+++ Available data +++

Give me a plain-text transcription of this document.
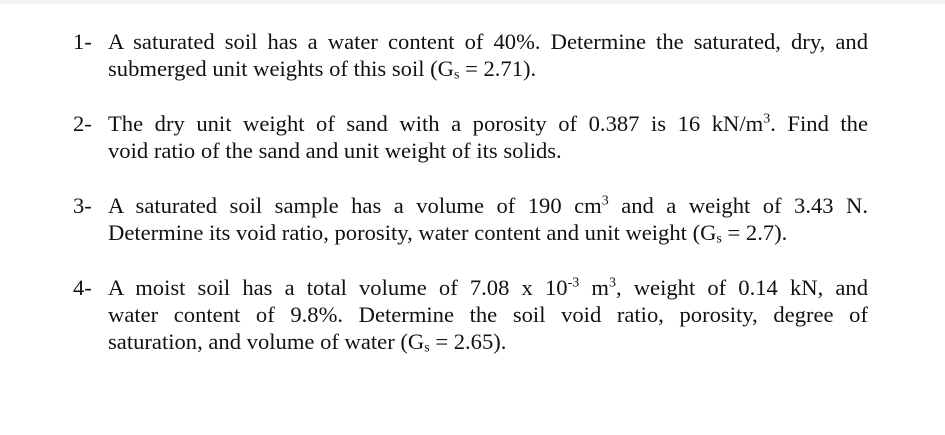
1- A saturated soil has a water content of 40%. Determine the saturated, dry, and
submerged unit weights of this soil $(G_s = 2.71)$.
2- The dry unit weight of sand with a porosity of 0.387 is 16 $kN/m^3$. Find the
void ratio of the sand and unit weight of its solids.
3- A saturated soil sample has a volume of 190 $cm^3$ and a weight of 3.43 N.
Determine its void ratio, porosity, water content and unit weight $(G_s = 2.7)$.
4- A moist soil has a total volume of 7.08 x $10^{-3}$ $m^3$, weight of 0.14 kN, and
water content of 9.8%. Determine the soil void ratio, porosity, degree of
saturation, and volume of water $(G_s = 2.65)$.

+++

--- Exercise directions ---
Without the pictures, restate all of the entries above verbatim.

--- Answer to the exercise ---
Give me a plain-text transcription of this document.
1- A saturated soil has a water content of 40%. Determine the saturated, dry, and
submerged unit weights of this soil $(G_s = 2.71)$.
2- The dry unit weight of sand with a porosity of 0.387 is 16 $kN/m^3$. Find the
void ratio of the sand and unit weight of its solids.
3- A saturated soil sample has a volume of 190 $cm^3$ and a weight of 3.43 N.
Determine its void ratio, porosity, water content and unit weight $(G_s = 2.7)$.
4- A moist soil has a total volume of 7.08 x $10^{-3}$ $m^3$, weight of 0.14 kN, and
water content of 9.8%. Determine the soil void ratio, porosity, degree of
saturation, and volume of water $(G_s = 2.65)$.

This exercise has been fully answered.